# [Aim of the exercise]
Rewrite the material from the line containing "For every button, label, input, icon, or" through the line containing "page-reach-label: Facebook Page", replacing "nav-item-label" with "sidebar-label" and keeping everything else the same. Leave the pictures out of your answer.

=== Source data ===

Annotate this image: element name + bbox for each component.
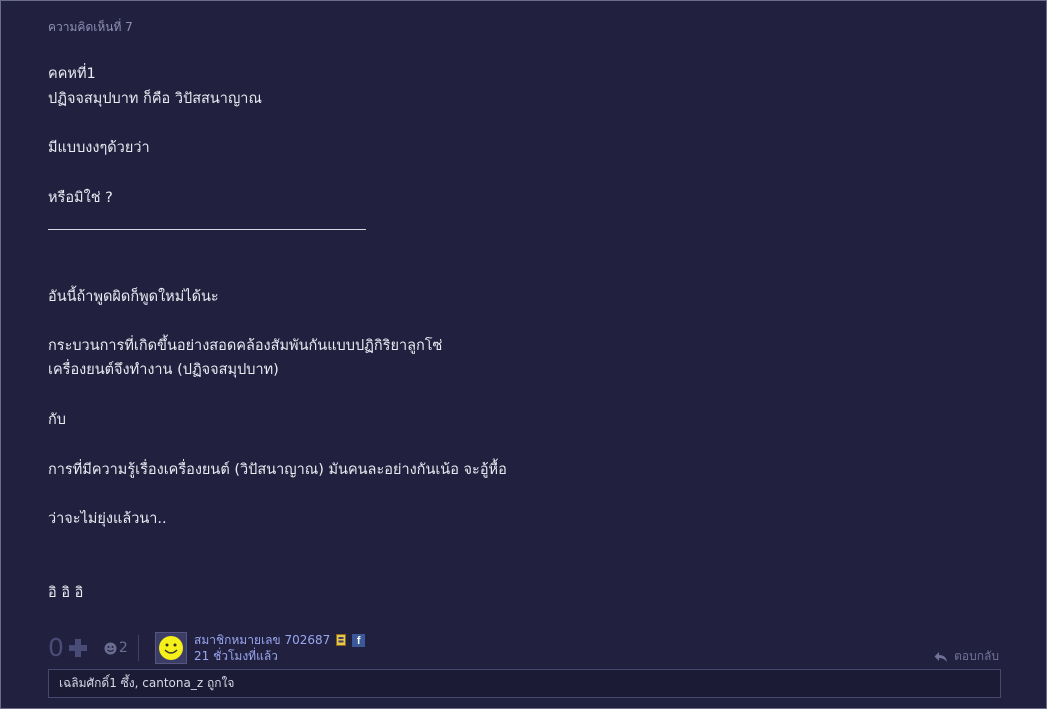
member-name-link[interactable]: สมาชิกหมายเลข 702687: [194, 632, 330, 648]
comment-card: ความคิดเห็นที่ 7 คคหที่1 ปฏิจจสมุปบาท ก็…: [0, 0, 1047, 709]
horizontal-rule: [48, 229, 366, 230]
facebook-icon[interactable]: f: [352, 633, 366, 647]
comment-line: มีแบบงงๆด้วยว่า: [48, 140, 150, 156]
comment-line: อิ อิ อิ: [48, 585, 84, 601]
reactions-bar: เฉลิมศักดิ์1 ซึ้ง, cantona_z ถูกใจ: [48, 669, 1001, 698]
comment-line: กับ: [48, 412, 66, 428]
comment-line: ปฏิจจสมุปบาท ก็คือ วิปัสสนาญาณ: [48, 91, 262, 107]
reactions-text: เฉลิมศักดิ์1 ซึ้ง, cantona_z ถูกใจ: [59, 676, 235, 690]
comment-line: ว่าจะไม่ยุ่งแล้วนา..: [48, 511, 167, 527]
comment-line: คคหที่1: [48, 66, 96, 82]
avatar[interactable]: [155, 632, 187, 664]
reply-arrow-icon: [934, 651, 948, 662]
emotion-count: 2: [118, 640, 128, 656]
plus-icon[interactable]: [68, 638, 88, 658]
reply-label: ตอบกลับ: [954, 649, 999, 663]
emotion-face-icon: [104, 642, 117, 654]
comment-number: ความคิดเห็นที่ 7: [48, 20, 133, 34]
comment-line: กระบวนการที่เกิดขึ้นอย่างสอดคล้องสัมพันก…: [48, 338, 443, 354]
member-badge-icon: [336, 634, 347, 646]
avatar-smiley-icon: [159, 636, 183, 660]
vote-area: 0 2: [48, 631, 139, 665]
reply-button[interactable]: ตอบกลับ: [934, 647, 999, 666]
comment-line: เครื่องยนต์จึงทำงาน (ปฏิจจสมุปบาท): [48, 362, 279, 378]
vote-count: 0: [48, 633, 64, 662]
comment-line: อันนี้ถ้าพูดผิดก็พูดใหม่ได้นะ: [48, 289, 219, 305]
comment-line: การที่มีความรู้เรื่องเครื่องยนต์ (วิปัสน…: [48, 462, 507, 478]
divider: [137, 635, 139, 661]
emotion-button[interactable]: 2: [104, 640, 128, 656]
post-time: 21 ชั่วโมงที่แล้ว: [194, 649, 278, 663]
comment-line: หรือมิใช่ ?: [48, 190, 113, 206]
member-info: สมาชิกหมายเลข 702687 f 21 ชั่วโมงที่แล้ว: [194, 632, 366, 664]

===
=== Source data ===

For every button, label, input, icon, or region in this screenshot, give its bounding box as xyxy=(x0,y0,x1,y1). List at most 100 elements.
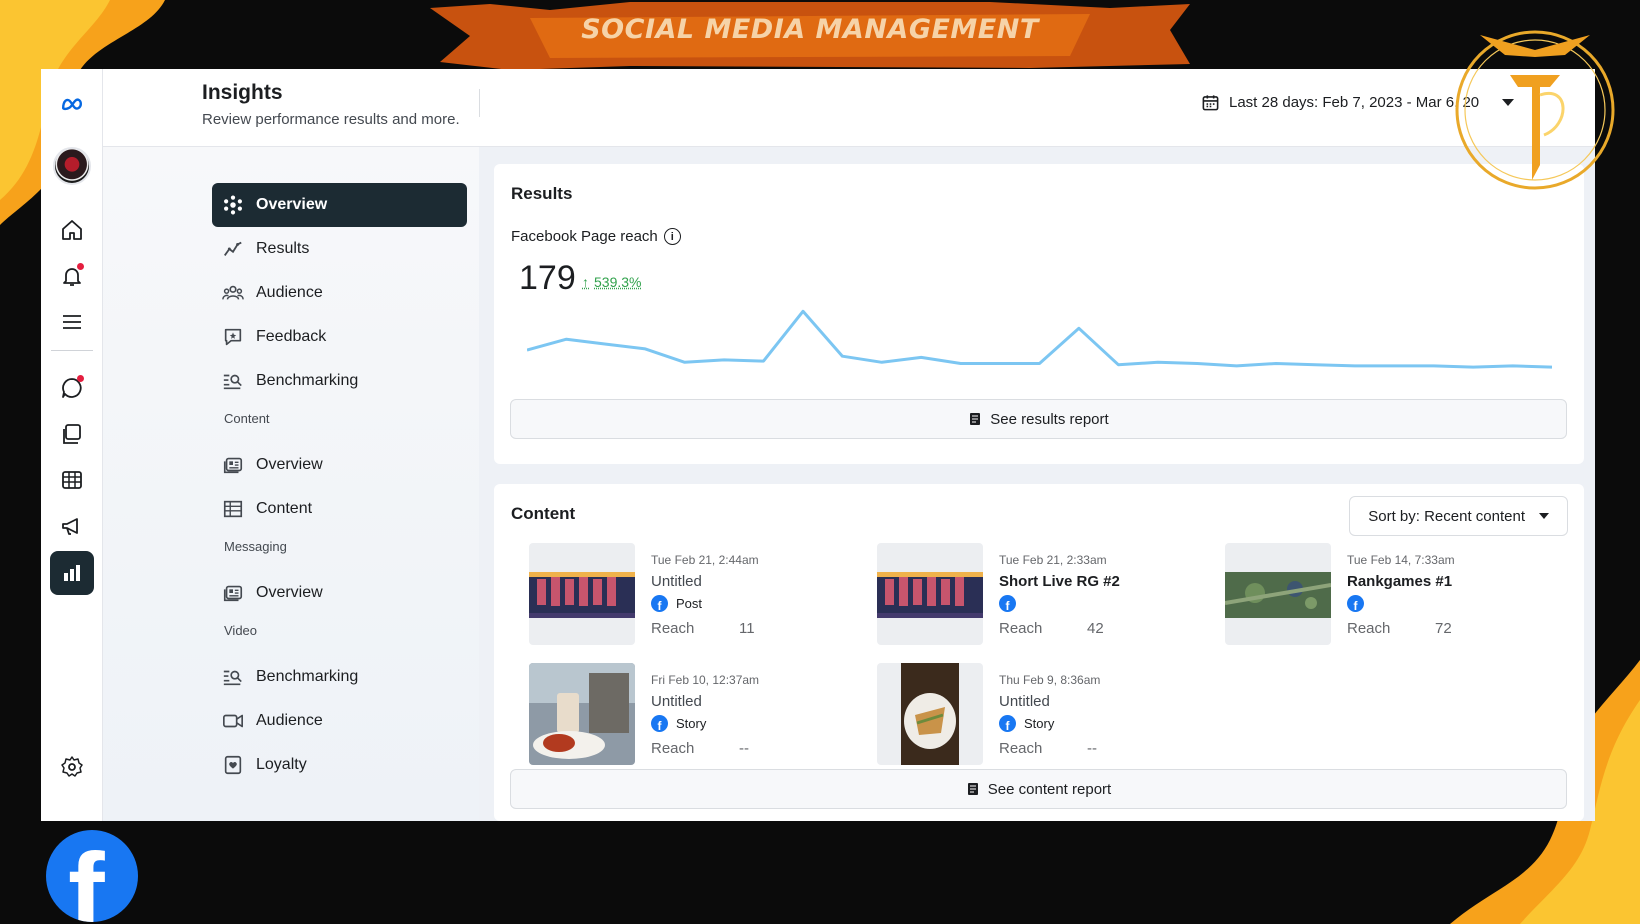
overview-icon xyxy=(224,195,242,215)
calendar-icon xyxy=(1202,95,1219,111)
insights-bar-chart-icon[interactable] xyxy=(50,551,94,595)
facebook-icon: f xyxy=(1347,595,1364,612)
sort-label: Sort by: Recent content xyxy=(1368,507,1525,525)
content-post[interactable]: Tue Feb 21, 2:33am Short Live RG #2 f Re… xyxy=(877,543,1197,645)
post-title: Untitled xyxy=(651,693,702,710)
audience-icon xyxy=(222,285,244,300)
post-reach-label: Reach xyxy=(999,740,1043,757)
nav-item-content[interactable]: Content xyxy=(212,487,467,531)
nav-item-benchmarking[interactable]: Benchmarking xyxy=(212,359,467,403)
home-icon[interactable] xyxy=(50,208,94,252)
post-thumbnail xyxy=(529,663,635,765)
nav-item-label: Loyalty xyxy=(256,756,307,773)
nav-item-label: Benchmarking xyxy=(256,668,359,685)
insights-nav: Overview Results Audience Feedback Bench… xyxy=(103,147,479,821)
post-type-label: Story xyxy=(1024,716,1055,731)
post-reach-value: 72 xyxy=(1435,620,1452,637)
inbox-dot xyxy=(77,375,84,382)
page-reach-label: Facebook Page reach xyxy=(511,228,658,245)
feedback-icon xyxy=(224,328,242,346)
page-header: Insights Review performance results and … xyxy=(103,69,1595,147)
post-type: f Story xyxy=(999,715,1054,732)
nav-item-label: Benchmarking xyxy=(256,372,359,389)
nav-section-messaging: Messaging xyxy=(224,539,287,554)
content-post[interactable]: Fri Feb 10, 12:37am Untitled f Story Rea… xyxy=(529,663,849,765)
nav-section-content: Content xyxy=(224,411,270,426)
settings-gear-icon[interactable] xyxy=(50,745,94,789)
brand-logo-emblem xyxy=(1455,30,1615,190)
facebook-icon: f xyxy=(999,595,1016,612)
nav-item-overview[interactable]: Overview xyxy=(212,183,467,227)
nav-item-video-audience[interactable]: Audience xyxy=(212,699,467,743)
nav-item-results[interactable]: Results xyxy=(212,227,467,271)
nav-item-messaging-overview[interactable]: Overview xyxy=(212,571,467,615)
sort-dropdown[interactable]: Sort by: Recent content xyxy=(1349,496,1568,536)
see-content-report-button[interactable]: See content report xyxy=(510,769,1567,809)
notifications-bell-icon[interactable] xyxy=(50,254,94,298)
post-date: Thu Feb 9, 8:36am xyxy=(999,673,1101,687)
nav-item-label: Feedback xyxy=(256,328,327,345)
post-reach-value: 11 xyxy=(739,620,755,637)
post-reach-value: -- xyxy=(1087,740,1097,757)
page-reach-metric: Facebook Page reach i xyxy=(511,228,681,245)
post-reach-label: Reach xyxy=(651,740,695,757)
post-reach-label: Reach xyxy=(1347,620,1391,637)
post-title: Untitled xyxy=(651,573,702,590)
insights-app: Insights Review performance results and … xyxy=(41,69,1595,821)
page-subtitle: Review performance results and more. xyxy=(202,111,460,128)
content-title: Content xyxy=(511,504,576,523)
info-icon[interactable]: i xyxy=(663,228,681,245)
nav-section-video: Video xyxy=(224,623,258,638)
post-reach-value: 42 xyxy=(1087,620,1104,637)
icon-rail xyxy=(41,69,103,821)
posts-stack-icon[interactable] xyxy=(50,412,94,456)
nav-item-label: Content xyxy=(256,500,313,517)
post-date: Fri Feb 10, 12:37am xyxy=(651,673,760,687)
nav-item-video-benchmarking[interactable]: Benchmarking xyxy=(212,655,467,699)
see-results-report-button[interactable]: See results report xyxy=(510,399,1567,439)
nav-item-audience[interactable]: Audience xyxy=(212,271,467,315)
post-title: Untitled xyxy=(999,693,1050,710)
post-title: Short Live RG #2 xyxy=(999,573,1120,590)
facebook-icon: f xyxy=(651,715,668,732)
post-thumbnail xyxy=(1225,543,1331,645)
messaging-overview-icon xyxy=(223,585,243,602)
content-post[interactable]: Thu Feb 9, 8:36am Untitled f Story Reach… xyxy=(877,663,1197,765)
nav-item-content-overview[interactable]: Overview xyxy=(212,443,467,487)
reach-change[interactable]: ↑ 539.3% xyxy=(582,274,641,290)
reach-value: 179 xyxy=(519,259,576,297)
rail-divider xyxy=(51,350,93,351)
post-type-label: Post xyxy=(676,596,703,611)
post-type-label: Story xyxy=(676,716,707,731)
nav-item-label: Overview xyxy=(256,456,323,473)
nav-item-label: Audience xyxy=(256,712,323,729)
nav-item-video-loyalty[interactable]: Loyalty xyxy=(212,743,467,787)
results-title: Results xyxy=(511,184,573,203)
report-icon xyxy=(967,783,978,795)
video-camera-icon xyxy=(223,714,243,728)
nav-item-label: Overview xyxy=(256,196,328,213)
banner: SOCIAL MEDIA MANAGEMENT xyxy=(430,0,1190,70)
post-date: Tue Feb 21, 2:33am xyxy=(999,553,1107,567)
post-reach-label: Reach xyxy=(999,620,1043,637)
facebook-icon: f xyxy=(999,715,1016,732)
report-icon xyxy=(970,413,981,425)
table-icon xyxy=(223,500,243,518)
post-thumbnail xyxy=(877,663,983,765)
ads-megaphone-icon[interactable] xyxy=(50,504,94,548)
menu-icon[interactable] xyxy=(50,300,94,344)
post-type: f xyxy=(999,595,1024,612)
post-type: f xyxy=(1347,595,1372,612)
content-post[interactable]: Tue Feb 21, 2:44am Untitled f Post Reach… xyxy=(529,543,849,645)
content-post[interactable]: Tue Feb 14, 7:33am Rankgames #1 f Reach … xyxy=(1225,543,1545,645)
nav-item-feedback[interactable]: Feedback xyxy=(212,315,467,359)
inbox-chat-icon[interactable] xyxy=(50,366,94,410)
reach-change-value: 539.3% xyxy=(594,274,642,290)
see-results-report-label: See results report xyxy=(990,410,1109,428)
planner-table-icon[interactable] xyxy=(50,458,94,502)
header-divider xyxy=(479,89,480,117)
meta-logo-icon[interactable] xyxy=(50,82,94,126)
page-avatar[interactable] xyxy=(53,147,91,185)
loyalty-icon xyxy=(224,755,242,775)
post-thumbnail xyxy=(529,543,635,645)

===
=== Source data ===

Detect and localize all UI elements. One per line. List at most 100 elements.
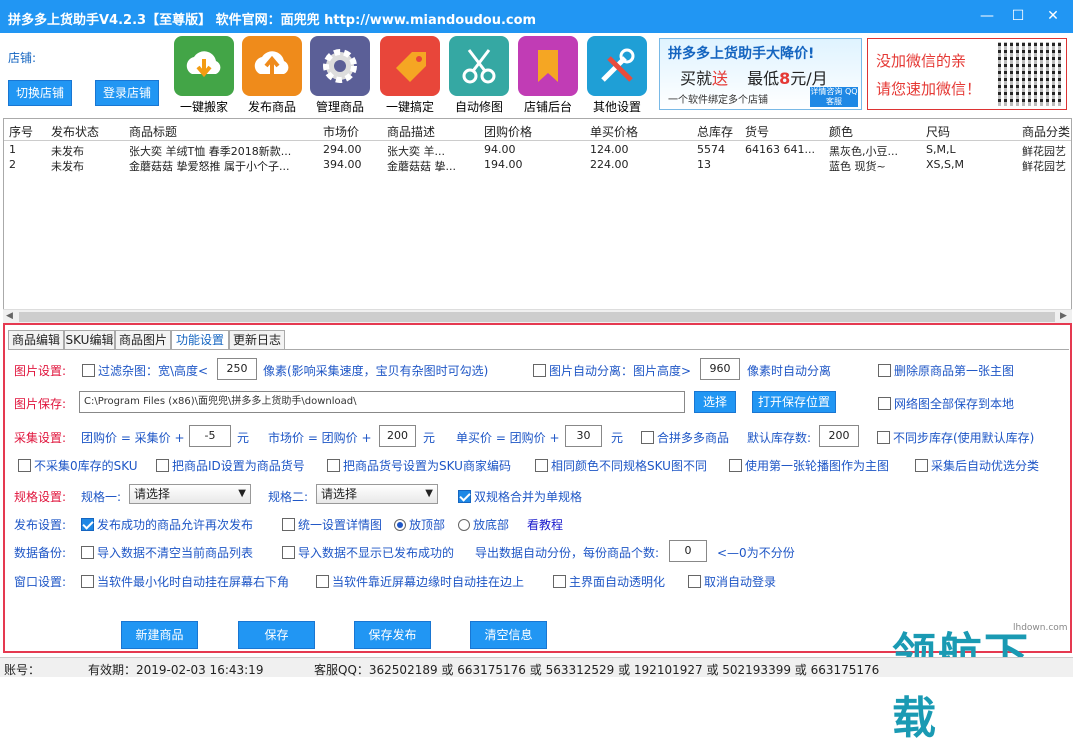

===

# [Answer in full]
For every button, label, input, icon, or region in this screenshot, give its bounding box as xyxy=(x0,y0,x1,y1). List at most 100 elements.
overview-icon xyxy=(224,195,242,215)
calendar-icon xyxy=(1202,95,1219,111)
insights-bar-chart-icon[interactable] xyxy=(50,551,94,595)
facebook-icon: f xyxy=(1347,595,1364,612)
sort-label: Sort by: Recent content xyxy=(1368,507,1525,525)
content-post[interactable]: Tue Feb 21, 2:33am Short Live RG #2 f Re… xyxy=(877,543,1197,645)
post-title: Untitled xyxy=(651,693,702,710)
audience-icon xyxy=(222,285,244,300)
post-reach-label: Reach xyxy=(999,740,1043,757)
nav-item-content[interactable]: Content xyxy=(212,487,467,531)
nav-item-benchmarking[interactable]: Benchmarking xyxy=(212,359,467,403)
home-icon[interactable] xyxy=(50,208,94,252)
post-thumbnail xyxy=(529,663,635,765)
sidebar-label: Loyalty xyxy=(256,756,307,773)
sidebar-label: Benchmarking xyxy=(256,668,359,685)
insights-nav: Overview Results Audience Feedback Bench… xyxy=(103,147,479,821)
post-type-label: Story xyxy=(1024,716,1055,731)
post-reach-value: 72 xyxy=(1435,620,1452,637)
inbox-dot xyxy=(77,375,84,382)
page-reach-label: Facebook Page reach xyxy=(511,228,658,245)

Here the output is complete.